* EXERCISE *
Revise the listing below by replacing each "data-point" with "marker" and keeping everything else the same. Leave the picture out of your version.
-- BEGIN EXTRACTED ENTRIES --
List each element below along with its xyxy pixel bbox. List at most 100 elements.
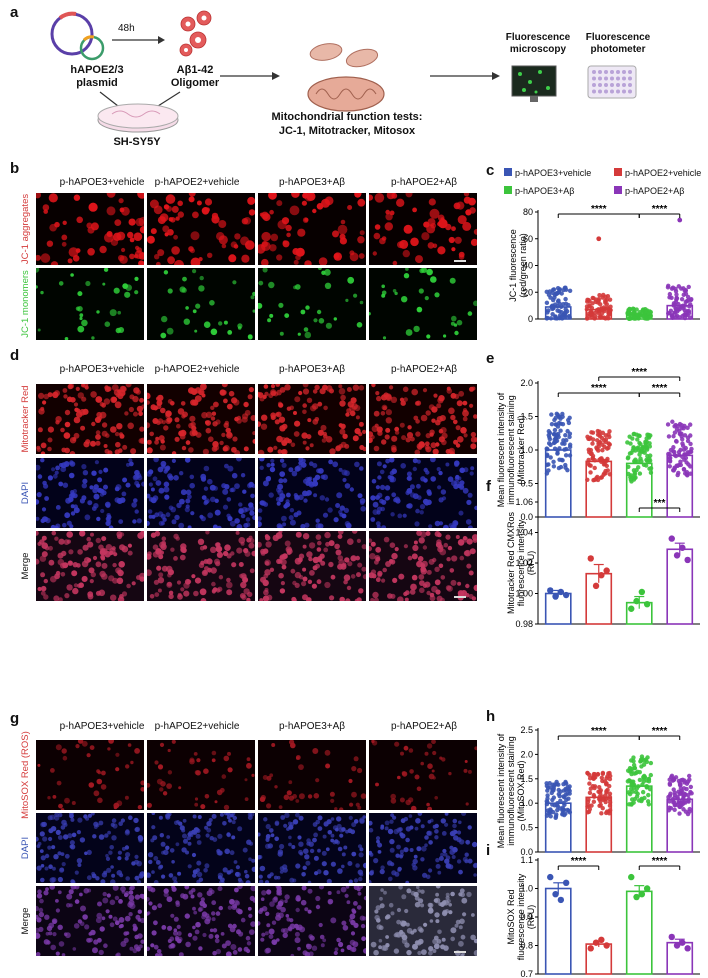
data-point xyxy=(586,803,591,808)
data-point xyxy=(678,459,683,464)
data-point xyxy=(600,805,605,811)
data-point xyxy=(601,315,607,320)
y-tick-label: 0.5 xyxy=(520,823,533,833)
data-point xyxy=(681,306,686,311)
data-point xyxy=(672,792,678,798)
data-point xyxy=(679,777,684,783)
scale-bar xyxy=(454,260,466,262)
y-tick-label: 0.0 xyxy=(520,847,533,856)
data-point xyxy=(671,434,676,439)
data-point xyxy=(681,796,686,801)
data-point xyxy=(552,593,559,600)
data-point xyxy=(567,434,572,440)
bar xyxy=(625,462,653,518)
data-point xyxy=(672,807,677,813)
data-point xyxy=(546,429,552,434)
data-point xyxy=(558,428,563,433)
data-point xyxy=(559,291,564,296)
data-point xyxy=(633,893,640,901)
chart-h: Mean fluorescent intensity of immunofluor… xyxy=(496,725,700,856)
data-point xyxy=(637,452,642,457)
y-axis-label: MitoSOX Red xyxy=(506,889,516,944)
data-point xyxy=(598,456,603,462)
data-point xyxy=(559,310,564,315)
data-point xyxy=(642,795,647,801)
data-point xyxy=(556,465,562,471)
data-point xyxy=(553,814,559,819)
jc1-monomers-image xyxy=(36,268,144,340)
data-point xyxy=(686,773,692,779)
data-point xyxy=(643,885,651,892)
data-point xyxy=(626,790,632,795)
data-point xyxy=(592,582,600,590)
significance-label: **** xyxy=(591,383,607,394)
dapi-image xyxy=(369,458,477,528)
data-point xyxy=(635,437,640,442)
data-point xyxy=(644,436,649,441)
data-point xyxy=(673,438,679,444)
data-point xyxy=(674,295,679,301)
data-point xyxy=(585,477,590,483)
data-point xyxy=(641,462,647,467)
merge-image xyxy=(258,886,366,956)
data-point xyxy=(678,802,683,807)
jc1-monomers-image xyxy=(147,268,255,340)
row-label: Merge xyxy=(20,552,31,580)
data-point xyxy=(640,789,646,795)
data-point xyxy=(554,781,559,787)
data-point xyxy=(546,432,551,438)
data-point xyxy=(548,316,554,321)
merge-image xyxy=(369,531,477,601)
y-axis-label: fluorescence intensity xyxy=(516,519,526,606)
data-point xyxy=(567,313,572,319)
data-point xyxy=(604,809,610,814)
y-tick-label: 2.0 xyxy=(520,749,533,759)
data-point xyxy=(688,441,693,447)
data-point xyxy=(642,773,647,779)
data-point xyxy=(639,798,644,804)
panel-label-c: c xyxy=(486,162,495,179)
y-tick-label: 1.1 xyxy=(520,855,533,865)
data-point xyxy=(672,424,677,429)
data-point xyxy=(595,474,600,480)
data-point xyxy=(648,760,654,766)
data-point xyxy=(598,572,605,579)
data-point xyxy=(562,447,567,452)
data-point xyxy=(687,422,693,427)
y-tick-label: 80 xyxy=(523,207,533,217)
y-tick-label: 1.5 xyxy=(520,412,533,422)
data-point xyxy=(589,430,594,435)
legend-text: p-hAPOE2+vehicle xyxy=(625,168,702,178)
chart-c: JC-1 fluorescence (red/green ratio) 0 20 40 6… xyxy=(508,204,700,323)
data-point xyxy=(591,774,596,779)
data-point xyxy=(555,285,561,291)
data-point xyxy=(563,465,568,470)
data-point xyxy=(639,756,645,762)
data-point xyxy=(631,468,637,473)
data-point xyxy=(607,803,613,808)
y-tick-label: 0.8 xyxy=(520,941,533,951)
data-point xyxy=(590,441,595,446)
data-point xyxy=(566,808,571,813)
column-header: p-hAPOE2+Aβ xyxy=(390,721,458,732)
dapi-image xyxy=(36,813,144,883)
data-point xyxy=(678,785,684,791)
data-point xyxy=(686,310,692,316)
column-header: p-hAPOE3+Aβ xyxy=(278,721,346,732)
y-tick-label: 0.98 xyxy=(515,619,533,628)
data-point xyxy=(560,422,566,427)
data-point xyxy=(588,786,594,791)
y-tick-label: 1.02 xyxy=(515,558,533,568)
data-point xyxy=(668,791,673,796)
data-point xyxy=(584,307,590,312)
data-point xyxy=(647,441,652,446)
significance-label: **** xyxy=(571,856,587,867)
column-header: p-hAPOE3+vehicle xyxy=(59,177,145,188)
schematic-graphics xyxy=(50,10,637,133)
data-point xyxy=(628,474,633,480)
data-point xyxy=(679,939,686,946)
cell-dish-icon xyxy=(97,103,179,133)
data-point xyxy=(639,764,644,769)
data-point xyxy=(549,412,554,417)
mitochondria-icon xyxy=(307,43,385,112)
-- END EXTRACTED ENTRIES --
* FULL OUTPUT *
List each element below along with its xyxy pixel bbox. List at most 100 elements.
marker xyxy=(586,803,591,808)
marker xyxy=(678,459,683,464)
marker xyxy=(600,805,605,811)
marker xyxy=(601,315,607,320)
y-tick-label: 0.5 xyxy=(520,823,533,833)
marker xyxy=(681,306,686,311)
marker xyxy=(672,792,678,798)
marker xyxy=(679,777,684,783)
scale-bar xyxy=(454,260,466,262)
y-tick-label: 0.0 xyxy=(520,847,533,856)
marker xyxy=(671,434,676,439)
marker xyxy=(681,796,686,801)
marker xyxy=(552,593,559,600)
marker xyxy=(567,434,572,440)
bar xyxy=(625,462,653,518)
marker xyxy=(672,807,677,813)
marker xyxy=(546,429,552,434)
marker xyxy=(558,428,563,433)
marker xyxy=(559,291,564,296)
marker xyxy=(633,893,640,901)
chart-h: Mean fluorescent intensity of immunofluor… xyxy=(496,725,700,856)
marker xyxy=(637,452,642,457)
y-axis-label: MitoSOX Red xyxy=(506,889,516,944)
marker xyxy=(598,456,603,462)
marker xyxy=(559,310,564,315)
marker xyxy=(642,795,647,801)
marker xyxy=(556,465,562,471)
marker xyxy=(553,814,559,819)
jc1-monomers-image xyxy=(36,268,144,340)
marker xyxy=(686,773,692,779)
marker xyxy=(643,885,651,892)
marker xyxy=(626,790,632,795)
marker xyxy=(592,582,600,590)
significance-label: **** xyxy=(591,383,607,394)
dapi-image xyxy=(369,458,477,528)
marker xyxy=(635,437,640,442)
marker xyxy=(644,436,649,441)
marker xyxy=(673,438,679,444)
marker xyxy=(674,295,679,301)
marker xyxy=(585,477,590,483)
marker xyxy=(641,462,647,467)
merge-image xyxy=(258,886,366,956)
marker xyxy=(678,802,683,807)
jc1-monomers-image xyxy=(147,268,255,340)
row-label: Merge xyxy=(20,552,31,580)
marker xyxy=(640,789,646,795)
marker xyxy=(554,781,559,787)
marker xyxy=(546,432,551,438)
marker xyxy=(548,316,554,321)
merge-image xyxy=(369,531,477,601)
y-axis-label: fluorescence intensity xyxy=(516,519,526,606)
marker xyxy=(567,313,572,319)
marker xyxy=(604,809,610,814)
y-tick-label: 2.0 xyxy=(520,749,533,759)
marker xyxy=(688,441,693,447)
marker xyxy=(642,773,647,779)
marker xyxy=(639,798,644,804)
panel-label-c: c xyxy=(486,162,495,179)
y-tick-label: 1.1 xyxy=(520,855,533,865)
marker xyxy=(672,424,677,429)
marker xyxy=(595,474,600,480)
marker xyxy=(648,760,654,766)
marker xyxy=(598,572,605,579)
marker xyxy=(562,447,567,452)
marker xyxy=(687,422,693,427)
y-tick-label: 80 xyxy=(523,207,533,217)
y-tick-label: 1.5 xyxy=(520,412,533,422)
marker xyxy=(589,430,594,435)
legend-text: p-hAPOE2+vehicle xyxy=(625,168,702,178)
chart-c: JC-1 fluorescence (red/green ratio) 0 20 40 6… xyxy=(508,204,700,323)
marker xyxy=(591,774,596,779)
marker xyxy=(555,285,561,291)
marker xyxy=(563,465,568,470)
marker xyxy=(639,756,645,762)
marker xyxy=(631,468,637,473)
marker xyxy=(607,803,613,808)
y-tick-label: 0.8 xyxy=(520,941,533,951)
marker xyxy=(590,441,595,446)
marker xyxy=(566,808,571,813)
column-header: p-hAPOE2+Aβ xyxy=(390,721,458,732)
dapi-image xyxy=(36,813,144,883)
marker xyxy=(678,785,684,791)
marker xyxy=(686,310,692,316)
column-header: p-hAPOE3+Aβ xyxy=(278,721,346,732)
y-tick-label: 0.98 xyxy=(515,619,533,628)
marker xyxy=(560,422,566,427)
marker xyxy=(588,786,594,791)
y-tick-label: 1.02 xyxy=(515,558,533,568)
marker xyxy=(668,791,673,796)
marker xyxy=(584,307,590,312)
marker xyxy=(647,441,652,446)
significance-label: **** xyxy=(571,856,587,867)
column-header: p-hAPOE3+vehicle xyxy=(59,177,145,188)
schematic-graphics xyxy=(50,10,637,133)
marker xyxy=(628,474,633,480)
marker xyxy=(679,939,686,946)
cell-dish-icon xyxy=(97,103,179,133)
marker xyxy=(639,764,644,769)
marker xyxy=(549,412,554,417)
mitochondria-icon xyxy=(307,43,385,112)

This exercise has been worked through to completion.